• **Required work**
All entries must be extracted exactly, with nothing added or dropped.

• **Provided data**
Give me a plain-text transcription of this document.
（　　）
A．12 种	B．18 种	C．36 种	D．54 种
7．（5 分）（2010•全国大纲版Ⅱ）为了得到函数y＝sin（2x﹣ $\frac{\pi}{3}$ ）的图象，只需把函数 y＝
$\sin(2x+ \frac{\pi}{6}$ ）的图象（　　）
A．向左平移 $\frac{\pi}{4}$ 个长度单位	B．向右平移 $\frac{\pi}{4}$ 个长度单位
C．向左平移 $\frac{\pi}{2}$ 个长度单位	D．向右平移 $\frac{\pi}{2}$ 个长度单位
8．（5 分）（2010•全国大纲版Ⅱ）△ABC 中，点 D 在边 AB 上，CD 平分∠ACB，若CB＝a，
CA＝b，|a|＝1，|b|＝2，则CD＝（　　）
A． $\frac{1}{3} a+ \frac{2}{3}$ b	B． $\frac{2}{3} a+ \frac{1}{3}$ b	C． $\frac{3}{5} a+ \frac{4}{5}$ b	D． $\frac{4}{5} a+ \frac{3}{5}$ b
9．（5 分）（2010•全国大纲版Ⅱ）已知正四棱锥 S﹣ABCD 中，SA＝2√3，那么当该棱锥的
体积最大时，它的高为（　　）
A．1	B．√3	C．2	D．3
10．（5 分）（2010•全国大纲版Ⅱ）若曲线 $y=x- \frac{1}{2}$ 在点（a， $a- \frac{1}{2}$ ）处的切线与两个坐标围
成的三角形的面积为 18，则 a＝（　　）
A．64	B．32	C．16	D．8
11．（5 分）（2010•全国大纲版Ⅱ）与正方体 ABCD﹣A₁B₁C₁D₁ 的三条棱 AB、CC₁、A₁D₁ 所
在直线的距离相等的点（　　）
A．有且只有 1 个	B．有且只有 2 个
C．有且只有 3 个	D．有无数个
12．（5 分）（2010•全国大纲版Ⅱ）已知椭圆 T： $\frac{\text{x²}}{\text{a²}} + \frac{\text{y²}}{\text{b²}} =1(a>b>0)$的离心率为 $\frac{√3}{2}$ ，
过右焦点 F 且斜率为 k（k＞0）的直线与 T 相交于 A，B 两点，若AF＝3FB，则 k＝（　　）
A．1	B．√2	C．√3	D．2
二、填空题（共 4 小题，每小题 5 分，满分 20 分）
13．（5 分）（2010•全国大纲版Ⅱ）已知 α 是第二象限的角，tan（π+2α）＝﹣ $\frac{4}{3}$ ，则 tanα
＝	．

• **Task solution**
Give me a plain-text transcription of this document.
（　　）
A．12 种	B．18 种	C．36 种	D．54 种
7．（5 分）（2010•全国大纲版Ⅱ）为了得到函数y＝sin（2x﹣ $\frac{\pi}{3}$ ）的图象，只需把函数 y＝
$\sin(2x+ \frac{\pi}{6}$ ）的图象（　　）
A．向左平移 $\frac{\pi}{4}$ 个长度单位	B．向右平移 $\frac{\pi}{4}$ 个长度单位
C．向左平移 $\frac{\pi}{2}$ 个长度单位	D．向右平移 $\frac{\pi}{2}$ 个长度单位
8．（5 分）（2010•全国大纲版Ⅱ）△ABC 中，点 D 在边 AB 上，CD 平分∠ACB，若CB＝a，
CA＝b，|a|＝1，|b|＝2，则CD＝（　　）
A． $\frac{1}{3} a+ \frac{2}{3}$ b	B． $\frac{2}{3} a+ \frac{1}{3}$ b	C． $\frac{3}{5} a+ \frac{4}{5}$ b	D． $\frac{4}{5} a+ \frac{3}{5}$ b
9．（5 分）（2010•全国大纲版Ⅱ）已知正四棱锥 S﹣ABCD 中，SA＝2√3，那么当该棱锥的
体积最大时，它的高为（　　）
A．1	B．√3	C．2	D．3
10．（5 分）（2010•全国大纲版Ⅱ）若曲线 $y=x- \frac{1}{2}$ 在点（a， $a- \frac{1}{2}$ ）处的切线与两个坐标围
成的三角形的面积为 18，则 a＝（　　）
A．64	B．32	C．16	D．8
11．（5 分）（2010•全国大纲版Ⅱ）与正方体 ABCD﹣A₁B₁C₁D₁ 的三条棱 AB、CC₁、A₁D₁ 所
在直线的距离相等的点（　　）
A．有且只有 1 个	B．有且只有 2 个
C．有且只有 3 个	D．有无数个
12．（5 分）（2010•全国大纲版Ⅱ）已知椭圆 T： $\frac{\text{x²}}{\text{a²}} + \frac{\text{y²}}{\text{b²}} =1(a>b>0)$的离心率为 $\frac{√3}{2}$ ，
过右焦点 F 且斜率为 k（k＞0）的直线与 T 相交于 A，B 两点，若AF＝3FB，则 k＝（　　）
A．1	B．√2	C．√3	D．2
二、填空题（共 4 小题，每小题 5 分，满分 20 分）
13．（5 分）（2010•全国大纲版Ⅱ）已知 α 是第二象限的角，tan（π+2α）＝﹣ $\frac{4}{3}$ ，则 tanα
＝	．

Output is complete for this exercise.